*TEXTO PARA ANÁLISE*
++++++++++

Filmes Imprescindíveis: Rio, 40 Graus (1955) e Vidas Secas (1963). Embora seja complicado deixar de fora da categoria outros grandes momentos da filmografia de Nelson, esses dois verdadeiros emblemas da cinematografia brasileira possuem peso histórico e cinematográfico. Primeiro, por representarem, respectivamente, a semente de um movimento vital como o Cinema Novo e sua consolidação, inclusive, internacionalmente; segundo, por, ainda hoje, serem estandartes de uma forma de filmar o Brasil a partir de sua miserabilidade, observando o abismo social para entender as vísceras de um país profundamente desigual.

++++++++++

Dados de origem

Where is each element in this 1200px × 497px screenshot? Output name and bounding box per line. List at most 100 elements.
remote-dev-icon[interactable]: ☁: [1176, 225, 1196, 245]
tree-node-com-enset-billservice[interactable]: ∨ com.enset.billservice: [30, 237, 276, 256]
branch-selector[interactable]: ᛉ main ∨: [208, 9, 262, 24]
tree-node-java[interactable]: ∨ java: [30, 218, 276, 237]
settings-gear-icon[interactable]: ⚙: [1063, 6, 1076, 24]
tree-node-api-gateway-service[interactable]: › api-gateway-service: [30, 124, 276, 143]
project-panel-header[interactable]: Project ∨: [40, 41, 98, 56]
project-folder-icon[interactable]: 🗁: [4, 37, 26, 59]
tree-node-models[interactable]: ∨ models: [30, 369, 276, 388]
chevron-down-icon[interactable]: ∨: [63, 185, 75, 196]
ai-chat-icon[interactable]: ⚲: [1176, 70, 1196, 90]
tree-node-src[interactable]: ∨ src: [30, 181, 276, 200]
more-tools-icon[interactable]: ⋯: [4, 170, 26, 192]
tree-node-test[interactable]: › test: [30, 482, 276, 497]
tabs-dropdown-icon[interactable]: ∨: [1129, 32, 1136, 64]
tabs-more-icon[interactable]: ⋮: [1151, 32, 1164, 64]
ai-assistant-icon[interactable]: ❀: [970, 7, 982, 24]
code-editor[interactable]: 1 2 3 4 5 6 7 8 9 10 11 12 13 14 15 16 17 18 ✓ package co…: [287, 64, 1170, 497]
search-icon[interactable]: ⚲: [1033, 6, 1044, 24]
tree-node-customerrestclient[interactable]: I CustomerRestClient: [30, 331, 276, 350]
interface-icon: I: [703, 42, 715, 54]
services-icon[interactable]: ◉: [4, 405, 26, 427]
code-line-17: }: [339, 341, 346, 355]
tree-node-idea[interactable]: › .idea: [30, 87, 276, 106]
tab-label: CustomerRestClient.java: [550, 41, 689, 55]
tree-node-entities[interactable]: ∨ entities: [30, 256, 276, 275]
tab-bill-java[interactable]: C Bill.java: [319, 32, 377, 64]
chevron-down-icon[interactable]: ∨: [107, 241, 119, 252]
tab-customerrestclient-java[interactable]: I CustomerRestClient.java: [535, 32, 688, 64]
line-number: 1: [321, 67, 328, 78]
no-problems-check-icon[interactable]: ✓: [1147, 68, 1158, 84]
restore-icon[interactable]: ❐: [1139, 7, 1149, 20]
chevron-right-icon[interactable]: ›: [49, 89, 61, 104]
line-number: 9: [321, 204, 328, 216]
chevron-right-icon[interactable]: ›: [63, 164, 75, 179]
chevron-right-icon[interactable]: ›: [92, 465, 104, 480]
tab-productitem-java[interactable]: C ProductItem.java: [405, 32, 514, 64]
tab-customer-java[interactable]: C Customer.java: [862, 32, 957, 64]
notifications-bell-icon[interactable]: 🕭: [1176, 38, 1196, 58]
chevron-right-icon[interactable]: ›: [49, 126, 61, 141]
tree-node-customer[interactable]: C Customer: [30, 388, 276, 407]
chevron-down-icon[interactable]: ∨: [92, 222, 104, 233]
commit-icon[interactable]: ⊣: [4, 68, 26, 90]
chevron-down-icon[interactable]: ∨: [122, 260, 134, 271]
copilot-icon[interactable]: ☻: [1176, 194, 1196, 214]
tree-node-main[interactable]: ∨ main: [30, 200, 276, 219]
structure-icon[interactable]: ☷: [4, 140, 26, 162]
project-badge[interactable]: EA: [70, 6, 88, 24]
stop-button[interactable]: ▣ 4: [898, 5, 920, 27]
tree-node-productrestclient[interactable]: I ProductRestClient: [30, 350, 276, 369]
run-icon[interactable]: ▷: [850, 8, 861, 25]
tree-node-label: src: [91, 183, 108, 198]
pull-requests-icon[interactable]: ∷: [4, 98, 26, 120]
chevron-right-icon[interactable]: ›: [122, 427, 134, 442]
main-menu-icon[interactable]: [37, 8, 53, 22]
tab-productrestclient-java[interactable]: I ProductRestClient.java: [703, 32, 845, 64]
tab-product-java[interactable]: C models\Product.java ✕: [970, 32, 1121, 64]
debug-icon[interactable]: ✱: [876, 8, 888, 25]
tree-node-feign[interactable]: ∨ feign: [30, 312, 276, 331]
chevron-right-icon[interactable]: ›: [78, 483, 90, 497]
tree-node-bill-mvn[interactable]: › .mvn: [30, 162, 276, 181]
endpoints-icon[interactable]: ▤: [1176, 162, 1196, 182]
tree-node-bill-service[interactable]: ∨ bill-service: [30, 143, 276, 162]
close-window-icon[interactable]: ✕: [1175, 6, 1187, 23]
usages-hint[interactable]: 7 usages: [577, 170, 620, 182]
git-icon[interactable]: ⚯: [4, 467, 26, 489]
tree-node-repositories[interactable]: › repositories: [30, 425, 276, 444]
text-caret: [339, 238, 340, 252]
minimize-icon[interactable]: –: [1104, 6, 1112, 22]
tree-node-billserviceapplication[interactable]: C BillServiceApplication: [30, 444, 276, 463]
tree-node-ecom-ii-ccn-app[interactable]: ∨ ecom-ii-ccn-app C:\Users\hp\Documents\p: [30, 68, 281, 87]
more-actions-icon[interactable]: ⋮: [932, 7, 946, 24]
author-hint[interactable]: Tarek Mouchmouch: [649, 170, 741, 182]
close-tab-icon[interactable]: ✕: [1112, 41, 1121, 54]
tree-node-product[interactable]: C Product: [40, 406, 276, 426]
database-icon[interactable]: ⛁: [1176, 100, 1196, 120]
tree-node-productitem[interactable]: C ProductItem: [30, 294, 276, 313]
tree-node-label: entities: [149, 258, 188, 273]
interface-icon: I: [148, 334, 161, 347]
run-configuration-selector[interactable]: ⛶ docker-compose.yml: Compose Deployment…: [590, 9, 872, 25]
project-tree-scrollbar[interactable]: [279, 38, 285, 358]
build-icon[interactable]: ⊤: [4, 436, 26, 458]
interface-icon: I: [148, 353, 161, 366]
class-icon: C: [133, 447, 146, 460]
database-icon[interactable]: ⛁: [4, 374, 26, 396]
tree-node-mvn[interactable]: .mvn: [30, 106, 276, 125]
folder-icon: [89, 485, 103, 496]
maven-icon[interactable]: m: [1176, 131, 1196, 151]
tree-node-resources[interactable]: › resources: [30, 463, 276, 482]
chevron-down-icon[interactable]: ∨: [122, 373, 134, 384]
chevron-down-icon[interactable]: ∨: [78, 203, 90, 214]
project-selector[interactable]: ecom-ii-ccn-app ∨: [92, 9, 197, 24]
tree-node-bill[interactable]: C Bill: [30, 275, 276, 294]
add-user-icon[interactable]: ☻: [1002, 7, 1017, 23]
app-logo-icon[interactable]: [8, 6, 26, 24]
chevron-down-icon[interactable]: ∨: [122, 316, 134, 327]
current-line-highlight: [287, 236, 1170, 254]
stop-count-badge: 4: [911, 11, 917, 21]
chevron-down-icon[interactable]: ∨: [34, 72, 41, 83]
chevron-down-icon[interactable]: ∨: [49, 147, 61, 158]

++++++++++

*ENUNCIADO*
Transcreva do texto sobre os filmes de Nelson o trecho que começa nas palavras que contêm "Filmes Imprescindíveis: Rio, 40" e termina em "país profundamente desigual.". Não é preciso consultar a listagem.

*RESOLUÇÃO*
Filmes Imprescindíveis: Rio, 40 Graus (1955) e Vidas Secas (1963). Embora seja complicado deixar de fora da categoria outros grandes momentos da filmografia de Nelson, esses dois verdadeiros emblemas da cinematografia brasileira possuem peso histórico e cinematográfico. Primeiro, por representarem, respectivamente, a semente de um movimento vital como o Cinema Novo e sua consolidação, inclusive, internacionalmente; segundo, por, ainda hoje, serem estandartes de uma forma de filmar o Brasil a partir de sua miserabilidade, observando o abismo social para entender as vísceras de um país profundamente desigual.